> _INFORMATION PROVIDED_

-- begin --

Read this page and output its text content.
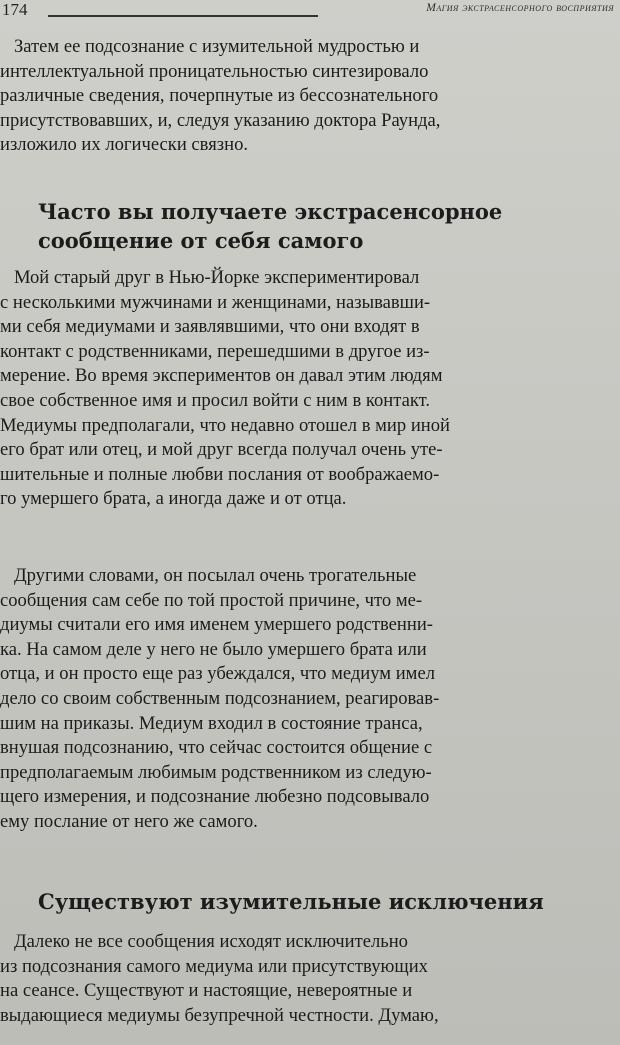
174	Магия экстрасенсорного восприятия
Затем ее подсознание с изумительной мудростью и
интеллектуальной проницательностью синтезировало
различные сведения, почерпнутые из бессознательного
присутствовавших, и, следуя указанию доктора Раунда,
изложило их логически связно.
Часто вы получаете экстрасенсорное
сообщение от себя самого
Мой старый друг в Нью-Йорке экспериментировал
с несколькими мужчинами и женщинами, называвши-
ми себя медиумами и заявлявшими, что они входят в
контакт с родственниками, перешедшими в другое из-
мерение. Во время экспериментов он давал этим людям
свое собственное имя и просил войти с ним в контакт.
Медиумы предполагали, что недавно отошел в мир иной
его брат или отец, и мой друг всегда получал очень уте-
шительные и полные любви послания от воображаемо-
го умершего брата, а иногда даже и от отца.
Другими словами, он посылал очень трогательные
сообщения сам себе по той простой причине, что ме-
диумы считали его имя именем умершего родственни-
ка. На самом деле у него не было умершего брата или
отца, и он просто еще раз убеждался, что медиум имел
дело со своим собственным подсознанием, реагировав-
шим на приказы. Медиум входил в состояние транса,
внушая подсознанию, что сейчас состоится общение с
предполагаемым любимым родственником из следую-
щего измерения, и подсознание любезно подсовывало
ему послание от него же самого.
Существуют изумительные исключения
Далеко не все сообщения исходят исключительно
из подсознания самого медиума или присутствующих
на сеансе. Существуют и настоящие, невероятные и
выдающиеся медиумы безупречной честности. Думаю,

-- end --
-- begin --

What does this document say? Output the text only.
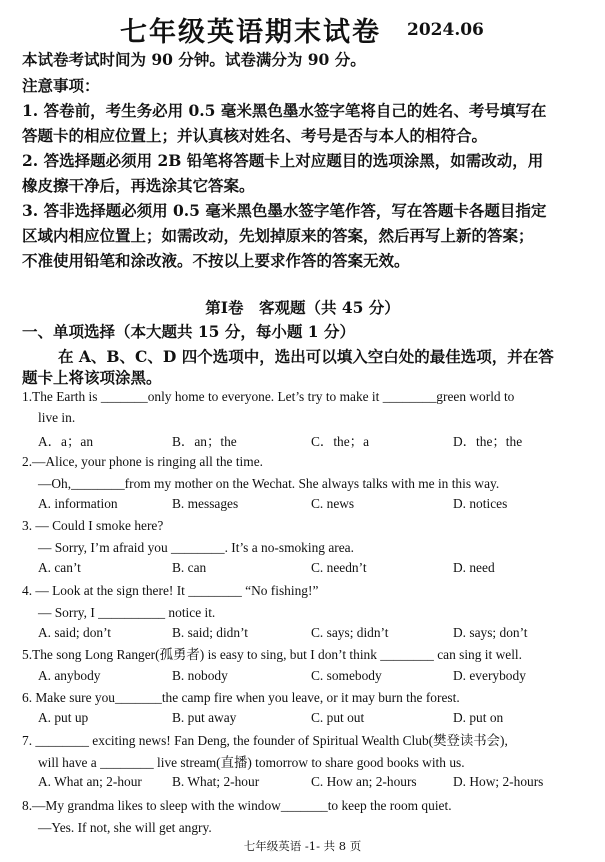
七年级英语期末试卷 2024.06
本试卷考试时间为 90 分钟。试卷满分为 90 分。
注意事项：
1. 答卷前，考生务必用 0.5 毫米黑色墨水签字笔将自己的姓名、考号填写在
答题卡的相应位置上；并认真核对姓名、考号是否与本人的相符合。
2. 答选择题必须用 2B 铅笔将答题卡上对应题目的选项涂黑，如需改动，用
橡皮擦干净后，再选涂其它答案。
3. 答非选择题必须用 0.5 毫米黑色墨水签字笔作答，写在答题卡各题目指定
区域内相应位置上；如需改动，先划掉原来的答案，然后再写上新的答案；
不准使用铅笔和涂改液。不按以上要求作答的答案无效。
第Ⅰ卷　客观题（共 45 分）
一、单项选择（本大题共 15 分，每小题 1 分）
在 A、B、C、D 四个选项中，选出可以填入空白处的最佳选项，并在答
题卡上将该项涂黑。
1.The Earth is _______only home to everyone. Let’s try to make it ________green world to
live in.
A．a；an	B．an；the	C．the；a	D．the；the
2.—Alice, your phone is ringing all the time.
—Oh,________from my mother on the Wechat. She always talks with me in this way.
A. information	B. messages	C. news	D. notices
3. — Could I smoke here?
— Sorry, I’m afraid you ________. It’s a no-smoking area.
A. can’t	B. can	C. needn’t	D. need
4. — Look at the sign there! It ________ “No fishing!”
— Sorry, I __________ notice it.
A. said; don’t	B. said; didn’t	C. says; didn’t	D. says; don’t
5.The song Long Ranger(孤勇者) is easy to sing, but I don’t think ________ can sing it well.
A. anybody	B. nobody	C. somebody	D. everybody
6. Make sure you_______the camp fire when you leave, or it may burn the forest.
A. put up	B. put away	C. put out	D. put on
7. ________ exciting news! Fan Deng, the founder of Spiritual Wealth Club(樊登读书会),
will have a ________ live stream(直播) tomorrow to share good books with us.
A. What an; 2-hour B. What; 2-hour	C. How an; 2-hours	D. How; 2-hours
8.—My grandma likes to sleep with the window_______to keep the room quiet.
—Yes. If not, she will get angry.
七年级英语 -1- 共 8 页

-- end --
-- begin --

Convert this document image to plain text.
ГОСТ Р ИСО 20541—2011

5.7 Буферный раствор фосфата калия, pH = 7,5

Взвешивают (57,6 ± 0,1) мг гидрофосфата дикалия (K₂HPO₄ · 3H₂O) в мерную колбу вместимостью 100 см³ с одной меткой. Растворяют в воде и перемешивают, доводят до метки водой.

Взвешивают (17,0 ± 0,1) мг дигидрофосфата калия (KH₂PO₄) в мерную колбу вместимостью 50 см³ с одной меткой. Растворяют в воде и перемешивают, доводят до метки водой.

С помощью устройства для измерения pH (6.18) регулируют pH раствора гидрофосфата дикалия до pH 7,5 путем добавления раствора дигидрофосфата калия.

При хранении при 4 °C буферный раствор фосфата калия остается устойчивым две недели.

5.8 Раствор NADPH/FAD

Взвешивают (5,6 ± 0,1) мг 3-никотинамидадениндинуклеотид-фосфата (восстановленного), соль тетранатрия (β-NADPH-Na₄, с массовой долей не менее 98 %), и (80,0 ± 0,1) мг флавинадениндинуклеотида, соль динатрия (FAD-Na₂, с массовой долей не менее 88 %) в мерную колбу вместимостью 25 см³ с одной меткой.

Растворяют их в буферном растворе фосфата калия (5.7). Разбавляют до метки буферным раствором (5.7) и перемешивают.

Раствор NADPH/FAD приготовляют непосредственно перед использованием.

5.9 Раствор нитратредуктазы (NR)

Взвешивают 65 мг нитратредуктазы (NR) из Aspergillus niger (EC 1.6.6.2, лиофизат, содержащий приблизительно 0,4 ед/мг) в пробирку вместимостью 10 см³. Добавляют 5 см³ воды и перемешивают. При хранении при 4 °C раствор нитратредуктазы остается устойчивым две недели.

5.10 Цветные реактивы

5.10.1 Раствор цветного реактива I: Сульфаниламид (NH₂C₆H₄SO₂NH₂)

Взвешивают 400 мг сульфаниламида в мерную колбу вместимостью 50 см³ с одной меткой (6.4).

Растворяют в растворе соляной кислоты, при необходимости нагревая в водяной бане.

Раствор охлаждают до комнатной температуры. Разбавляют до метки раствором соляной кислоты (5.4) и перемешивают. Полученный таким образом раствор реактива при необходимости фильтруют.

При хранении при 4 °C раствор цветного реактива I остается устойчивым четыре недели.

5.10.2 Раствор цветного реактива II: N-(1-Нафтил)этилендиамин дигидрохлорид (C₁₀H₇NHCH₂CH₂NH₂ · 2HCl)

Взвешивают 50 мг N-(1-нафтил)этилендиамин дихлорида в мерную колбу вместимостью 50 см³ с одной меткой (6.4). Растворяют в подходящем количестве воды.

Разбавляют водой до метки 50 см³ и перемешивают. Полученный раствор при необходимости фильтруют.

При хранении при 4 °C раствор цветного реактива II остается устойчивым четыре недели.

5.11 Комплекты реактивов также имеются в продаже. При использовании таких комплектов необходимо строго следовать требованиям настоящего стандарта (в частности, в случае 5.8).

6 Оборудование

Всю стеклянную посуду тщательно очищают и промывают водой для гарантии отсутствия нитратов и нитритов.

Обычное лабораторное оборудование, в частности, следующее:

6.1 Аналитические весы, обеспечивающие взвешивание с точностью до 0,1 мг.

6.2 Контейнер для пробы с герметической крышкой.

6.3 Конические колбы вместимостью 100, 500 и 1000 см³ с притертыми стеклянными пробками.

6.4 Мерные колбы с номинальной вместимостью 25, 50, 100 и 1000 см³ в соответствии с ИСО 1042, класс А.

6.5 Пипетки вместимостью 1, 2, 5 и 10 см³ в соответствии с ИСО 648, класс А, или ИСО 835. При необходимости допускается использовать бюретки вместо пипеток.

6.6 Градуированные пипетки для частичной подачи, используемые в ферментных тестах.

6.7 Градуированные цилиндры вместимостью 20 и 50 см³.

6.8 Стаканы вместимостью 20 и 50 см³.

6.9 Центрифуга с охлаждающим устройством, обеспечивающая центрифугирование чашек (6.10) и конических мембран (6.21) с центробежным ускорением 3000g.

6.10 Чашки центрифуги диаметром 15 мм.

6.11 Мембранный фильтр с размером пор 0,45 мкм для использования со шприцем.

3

-- end --

> _PROBLEM DESCRIPTION_
From the entries above, pull out each line that includes "необходимости".

> _EXERCISE RESULT_
Растворяют в растворе соляной кислоты, при необходимости нагревая в водяной бане.
Раствор охлаждают до комнатной температуры. Разбавляют до метки раствором соляной кислоты (5.4) и перемешивают. Полученный таким образом раствор реактива при необходимости фильтруют.
Разбавляют водой до метки 50 см³ и перемешивают. Полученный раствор при необходимости фильтруют.
6.5 Пипетки вместимостью 1, 2, 5 и 10 см³ в соответствии с ИСО 648, класс А, или ИСО 835. При необходимости допускается использовать бюретки вместо пипеток.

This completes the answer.